§ **Aim of the task**: Every record must be written out once more, with nothing added or omitted.

§ **Material provided**:

——————

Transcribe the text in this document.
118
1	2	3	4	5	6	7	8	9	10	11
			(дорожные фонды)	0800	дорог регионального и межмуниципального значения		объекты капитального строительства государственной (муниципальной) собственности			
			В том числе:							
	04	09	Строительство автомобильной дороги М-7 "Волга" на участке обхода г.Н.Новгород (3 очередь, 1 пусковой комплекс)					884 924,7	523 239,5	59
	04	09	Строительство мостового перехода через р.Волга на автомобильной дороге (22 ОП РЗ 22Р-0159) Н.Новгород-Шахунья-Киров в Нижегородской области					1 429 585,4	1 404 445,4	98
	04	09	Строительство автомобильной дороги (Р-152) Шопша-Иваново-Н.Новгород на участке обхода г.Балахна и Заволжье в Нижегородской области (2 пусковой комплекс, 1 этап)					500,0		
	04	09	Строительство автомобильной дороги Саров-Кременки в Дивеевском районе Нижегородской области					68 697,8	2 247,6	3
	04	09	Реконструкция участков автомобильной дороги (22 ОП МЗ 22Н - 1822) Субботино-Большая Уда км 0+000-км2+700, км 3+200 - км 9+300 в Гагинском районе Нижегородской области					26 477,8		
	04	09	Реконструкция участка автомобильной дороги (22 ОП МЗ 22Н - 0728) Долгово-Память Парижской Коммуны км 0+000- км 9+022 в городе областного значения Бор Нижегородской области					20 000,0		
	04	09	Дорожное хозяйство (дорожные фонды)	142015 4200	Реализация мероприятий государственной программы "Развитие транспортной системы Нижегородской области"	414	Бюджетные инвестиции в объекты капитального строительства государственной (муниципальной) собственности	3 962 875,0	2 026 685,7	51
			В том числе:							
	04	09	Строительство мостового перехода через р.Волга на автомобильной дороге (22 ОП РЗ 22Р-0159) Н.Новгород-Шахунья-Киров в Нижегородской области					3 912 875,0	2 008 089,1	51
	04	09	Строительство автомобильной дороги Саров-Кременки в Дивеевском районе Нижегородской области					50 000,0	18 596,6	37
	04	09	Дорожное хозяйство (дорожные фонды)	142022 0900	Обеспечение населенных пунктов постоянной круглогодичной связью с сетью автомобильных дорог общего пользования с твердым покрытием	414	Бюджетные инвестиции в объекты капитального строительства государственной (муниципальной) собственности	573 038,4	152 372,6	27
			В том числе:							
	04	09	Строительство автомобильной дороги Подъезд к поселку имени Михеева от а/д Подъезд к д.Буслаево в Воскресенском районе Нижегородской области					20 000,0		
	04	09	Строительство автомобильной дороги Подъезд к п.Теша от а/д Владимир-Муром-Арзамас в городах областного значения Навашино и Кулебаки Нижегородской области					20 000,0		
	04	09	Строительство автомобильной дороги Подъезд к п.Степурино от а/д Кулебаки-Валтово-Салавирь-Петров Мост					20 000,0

——————

§ **Result of this task**:
Transcribe the text in this document.
118
1	2	3	4	5	6	7	8	9	10	11
			(дорожные фонды)	0800	дорог регионального и межмуниципального значения		объекты капитального строительства государственной (муниципальной) собственности			
			В том числе:							
	04	09	Строительство автомобильной дороги М-7 "Волга" на участке обхода г.Н.Новгород (3 очередь, 1 пусковой комплекс)					884 924,7	523 239,5	59
	04	09	Строительство мостового перехода через р.Волга на автомобильной дороге (22 ОП РЗ 22Р-0159) Н.Новгород-Шахунья-Киров в Нижегородской области					1 429 585,4	1 404 445,4	98
	04	09	Строительство автомобильной дороги (Р-152) Шопша-Иваново-Н.Новгород на участке обхода г.Балахна и Заволжье в Нижегородской области (2 пусковой комплекс, 1 этап)					500,0		
	04	09	Строительство автомобильной дороги Саров-Кременки в Дивеевском районе Нижегородской области					68 697,8	2 247,6	3
	04	09	Реконструкция участков автомобильной дороги (22 ОП МЗ 22Н - 1822) Субботино-Большая Уда км 0+000-км2+700, км 3+200 - км 9+300 в Гагинском районе Нижегородской области					26 477,8		
	04	09	Реконструкция участка автомобильной дороги (22 ОП МЗ 22Н - 0728) Долгово-Память Парижской Коммуны км 0+000- км 9+022 в городе областного значения Бор Нижегородской области					20 000,0		
	04	09	Дорожное хозяйство (дорожные фонды)	142015 4200	Реализация мероприятий государственной программы "Развитие транспортной системы Нижегородской области"	414	Бюджетные инвестиции в объекты капитального строительства государственной (муниципальной) собственности	3 962 875,0	2 026 685,7	51
			В том числе:							
	04	09	Строительство мостового перехода через р.Волга на автомобильной дороге (22 ОП РЗ 22Р-0159) Н.Новгород-Шахунья-Киров в Нижегородской области					3 912 875,0	2 008 089,1	51
	04	09	Строительство автомобильной дороги Саров-Кременки в Дивеевском районе Нижегородской области					50 000,0	18 596,6	37
	04	09	Дорожное хозяйство (дорожные фонды)	142022 0900	Обеспечение населенных пунктов постоянной круглогодичной связью с сетью автомобильных дорог общего пользования с твердым покрытием	414	Бюджетные инвестиции в объекты капитального строительства государственной (муниципальной) собственности	573 038,4	152 372,6	27
			В том числе:							
	04	09	Строительство автомобильной дороги Подъезд к поселку имени Михеева от а/д Подъезд к д.Буслаево в Воскресенском районе Нижегородской области					20 000,0		
	04	09	Строительство автомобильной дороги Подъезд к п.Теша от а/д Владимир-Муром-Арзамас в городах областного значения Навашино и Кулебаки Нижегородской области					20 000,0		
	04	09	Строительство автомобильной дороги Подъезд к п.Степурино от а/д Кулебаки-Валтово-Салавирь-Петров Мост					20 000,0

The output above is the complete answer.